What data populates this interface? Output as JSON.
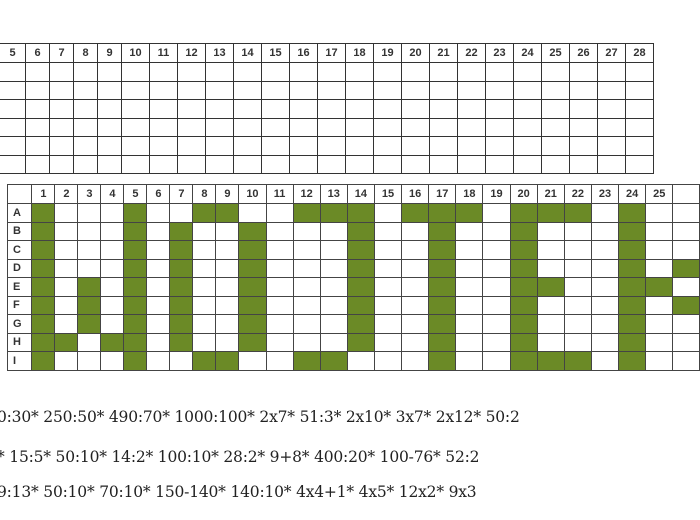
{
  "colors": {
    "fill": "#6b8a26",
    "grid": "#333333"
  },
  "top_grid": {
    "columns": [
      "5",
      "6",
      "7",
      "8",
      "9",
      "10",
      "11",
      "12",
      "13",
      "14",
      "15",
      "16",
      "17",
      "18",
      "19",
      "20",
      "21",
      "22",
      "23",
      "24",
      "25",
      "26",
      "27",
      "28"
    ],
    "row_count": 6
  },
  "bottom_grid": {
    "columns": [
      "1",
      "2",
      "3",
      "4",
      "5",
      "6",
      "7",
      "8",
      "9",
      "10",
      "11",
      "12",
      "13",
      "14",
      "15",
      "16",
      "17",
      "18",
      "19",
      "20",
      "21",
      "22",
      "23",
      "24",
      "25",
      ""
    ],
    "rows": [
      {
        "label": "A",
        "filled": [
          1,
          5,
          8,
          9,
          12,
          13,
          14,
          16,
          17,
          18,
          20,
          21,
          22,
          24
        ]
      },
      {
        "label": "B",
        "filled": [
          1,
          5,
          7,
          10,
          14,
          17,
          20,
          24
        ]
      },
      {
        "label": "C",
        "filled": [
          1,
          5,
          7,
          10,
          14,
          17,
          20,
          24
        ]
      },
      {
        "label": "D",
        "filled": [
          1,
          5,
          7,
          10,
          14,
          17,
          20,
          24,
          26
        ]
      },
      {
        "label": "E",
        "filled": [
          1,
          3,
          5,
          7,
          10,
          14,
          17,
          20,
          21,
          24,
          25
        ]
      },
      {
        "label": "F",
        "filled": [
          1,
          3,
          5,
          7,
          10,
          14,
          17,
          20,
          24,
          26
        ]
      },
      {
        "label": "G",
        "filled": [
          1,
          3,
          5,
          7,
          10,
          14,
          17,
          20,
          24
        ]
      },
      {
        "label": "H",
        "filled": [
          1,
          2,
          4,
          5,
          7,
          10,
          14,
          17,
          20,
          24
        ]
      },
      {
        "label": "I",
        "filled": [
          1,
          5,
          8,
          9,
          12,
          13,
          17,
          20,
          21,
          22,
          24
        ]
      }
    ]
  },
  "expressions": [
    "0:30* 250:50* 490:70* 1000:100* 2x7* 51:3* 2x10* 3x7* 2x12* 50:2",
    "* 15:5* 50:10* 14:2* 100:10* 28:2* 9+8* 400:20* 100-76* 52:2",
    "9:13* 50:10* 70:10* 150-140* 140:10* 4x4+1* 4x5* 12x2* 9x3"
  ]
}
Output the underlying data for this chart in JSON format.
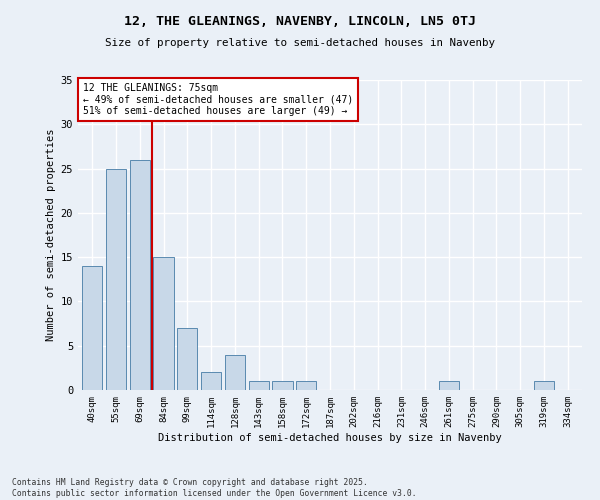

### What is required
Go through the material above and print all of it exactly, except the pictures.

### Result of this exercise
What data populates this interface? Output as JSON.
{
  "colors": {
    "fill": "#6b8a26",
    "grid": "#333333"
  },
  "top_grid": {
    "columns": [
      "5",
      "6",
      "7",
      "8",
      "9",
      "10",
      "11",
      "12",
      "13",
      "14",
      "15",
      "16",
      "17",
      "18",
      "19",
      "20",
      "21",
      "22",
      "23",
      "24",
      "25",
      "26",
      "27",
      "28"
    ],
    "row_count": 6
  },
  "bottom_grid": {
    "columns": [
      "1",
      "2",
      "3",
      "4",
      "5",
      "6",
      "7",
      "8",
      "9",
      "10",
      "11",
      "12",
      "13",
      "14",
      "15",
      "16",
      "17",
      "18",
      "19",
      "20",
      "21",
      "22",
      "23",
      "24",
      "25",
      ""
    ],
    "rows": [
      {
        "label": "A",
        "filled": [
          1,
          5,
          8,
          9,
          12,
          13,
          14,
          16,
          17,
          18,
          20,
          21,
          22,
          24
        ]
      },
      {
        "label": "B",
        "filled": [
          1,
          5,
          7,
          10,
          14,
          17,
          20,
          24
        ]
      },
      {
        "label": "C",
        "filled": [
          1,
          5,
          7,
          10,
          14,
          17,
          20,
          24
        ]
      },
      {
        "label": "D",
        "filled": [
          1,
          5,
          7,
          10,
          14,
          17,
          20,
          24,
          26
        ]
      },
      {
        "label": "E",
        "filled": [
          1,
          3,
          5,
          7,
          10,
          14,
          17,
          20,
          21,
          24,
          25
        ]
      },
      {
        "label": "F",
        "filled": [
          1,
          3,
          5,
          7,
          10,
          14,
          17,
          20,
          24,
          26
        ]
      },
      {
        "label": "G",
        "filled": [
          1,
          3,
          5,
          7,
          10,
          14,
          17,
          20,
          24
        ]
      },
      {
        "label": "H",
        "filled": [
          1,
          2,
          4,
          5,
          7,
          10,
          14,
          17,
          20,
          24
        ]
      },
      {
        "label": "I",
        "filled": [
          1,
          5,
          8,
          9,
          12,
          13,
          17,
          20,
          21,
          22,
          24
        ]
      }
    ]
  },
  "expressions": [
    "0:30* 250:50* 490:70* 1000:100* 2x7* 51:3* 2x10* 3x7* 2x12* 50:2",
    "* 15:5* 50:10* 14:2* 100:10* 28:2* 9+8* 400:20* 100-76* 52:2",
    "9:13* 50:10* 70:10* 150-140* 140:10* 4x4+1* 4x5* 12x2* 9x3"
  ]
}
Output the underlying data for this chart in JSON format.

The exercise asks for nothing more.